_Document excerpt_:
════

A single manager to ping all launches during multiprocess launches

Parameters:
  • port (int) – Listening port number of the DataServer
  • stop_event (Thread.Event) – stop event
fireworks.features.multi_launcher.rapidfire_process(fworker, nlaunches, sleep, loglvl, port, node_list, sub_nproc, timeout, running_ids_dict, local_redirect)

Initializes shared data with multiprocessing parameters and starts a rapidfire.

Parameters:
  • fworker (FWorker) – object
  • nlaunches (int) – 0 means ‘until completion’, -1 or “infinite” means to loop forever
  • sleep (int) – secs to sleep between rapidfire loop iterations
  • loglvl (str) – level at which to output logs to stdout
  • port (int) – Listening port number of the shared object manage
  • password (str) – security password to access the server
  • node_list ([str]) – computer node list
  • sub_nproc (int) – number of processors of the sub job
  • timeout (int) – # of seconds after which to stop the rapidfire process
  • local_redirect (bool) – redirect standard input and output to local file
fireworks.features.multi_launcher.split_node_lists(num_jobs, total_node_list=None, ppn=24)

Parse node list and processor list from nodefile contents

Parameters:
  • num_jobs (int) – number of sub jobs
  • total_node_list (list of str) – the node list of the whole large job
  • ppn (int) – number of procesors per node
Returns:

(([int],[int])) the node list and processor list for each job

fireworks.features.multi_launcher.start_rockets(fworker, nlaunches, sleep, loglvl, port, node_lists, sub_nproc_list, timeout=None, running_ids_dict=None, local_redirect=False)

Create each sub job and start a rocket launch in each one

Parameters:
  • fworker (FWorker) – object
  • nlaunches (int) – 0 means ‘until completion’, -1 or “infinite” means to loop forever
  • sleep (int) – secs to sleep between rapidfire loop iterations
  • loglvl (str) – level at which to output logs to stdout
  • port (int) – Listening port number
  • node_lists ([str]) – computer node list
  • sub_nproc_list ([int]) – list of the number of the process of sub jobs
  • timeout (int) – # of seconds after which to stop the rapidfire process
  • running_ids_dict (dict) – Shared dict between process to record IDs
  • local_redirect (bool) – redirect standard input and output to local file
Returns:

([multiprocessing.Process]) all the created processes

fireworks.features.stats module

class fireworks.features.stats.FWStats(lpad)
get_daily_completion_summary(query_start=None, query_end=None, query=None, time_field=u'time_end', **args)

════

_Provided entries_:
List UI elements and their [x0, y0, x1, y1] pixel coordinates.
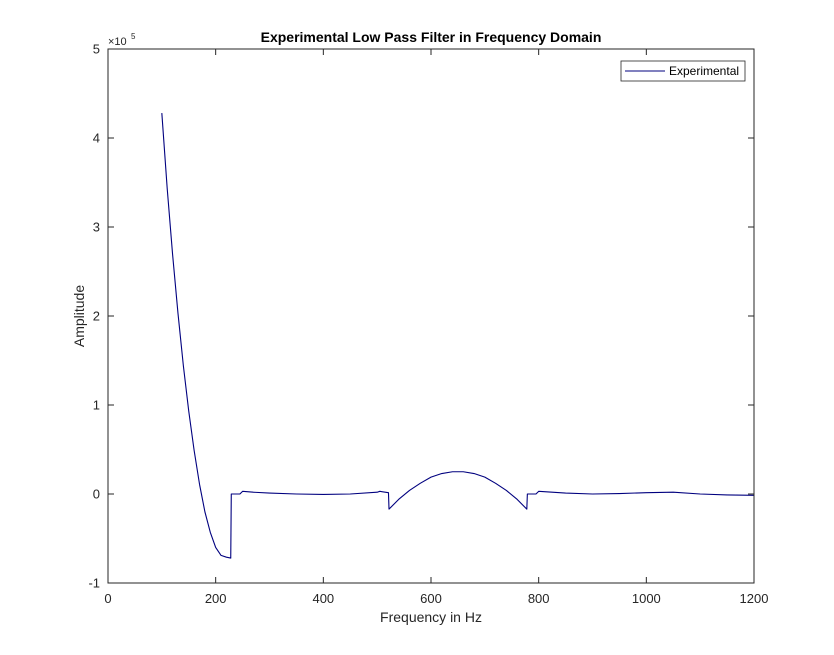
y-axis-label: Amplitude — [71, 285, 87, 347]
y-multiplier: ×10 5 — [108, 32, 136, 48]
x-tick-label: 1000 — [632, 591, 661, 606]
series-line-experimental — [161, 113, 755, 559]
y-tick-label: 2 — [93, 309, 100, 324]
y-tick-label: 0 — [93, 487, 100, 502]
x-tick-label: 400 — [312, 591, 334, 606]
legend-label-experimental: Experimental — [669, 64, 739, 78]
series-layer — [161, 113, 755, 559]
legend: Experimental — [620, 60, 746, 82]
y-tick-label: 3 — [93, 220, 100, 235]
chart-title: Experimental Low Pass Filter in Frequenc… — [261, 29, 602, 45]
plot-area — [108, 49, 754, 583]
plot-border — [107, 48, 755, 584]
x-axis-label: Frequency in Hz — [380, 609, 482, 625]
y-tick-label: 1 — [93, 398, 100, 413]
x-tick-label: 1200 — [740, 591, 769, 606]
x-tick-label: 800 — [528, 591, 550, 606]
y-tick-label: 5 — [93, 42, 100, 57]
y-tick-label: -1 — [88, 576, 100, 591]
axis-ticks: 0 200 400 600 800 1000 1200 -1 0 1 2 3 4 5 — [88, 42, 768, 607]
y-multiplier-base: ×10 — [108, 36, 127, 48]
y-tick-label: 4 — [93, 131, 100, 146]
x-tick-label: 0 — [104, 591, 111, 606]
x-tick-label: 600 — [420, 591, 442, 606]
y-multiplier-exponent: 5 — [131, 32, 136, 41]
x-tick-label: 200 — [205, 591, 227, 606]
legend-box — [620, 60, 746, 82]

════

_Exercises_:
1. Answer these from the multi-launcher documentation:
(a) What is the default value of ppn in split_node_lists?
(b) What does start_rockets return?
(c) What does an nlaunches value of 0 mean?
2. Count the lines of the records that contain the string "multiplier", matching case, and give only the number.
The records are unrelated to the multi-launcher documentation.

_Answers below_:
1.
(a) 24
(b) All the created processes, as a list of multiprocessing.Process
(c) Until completion

2. 3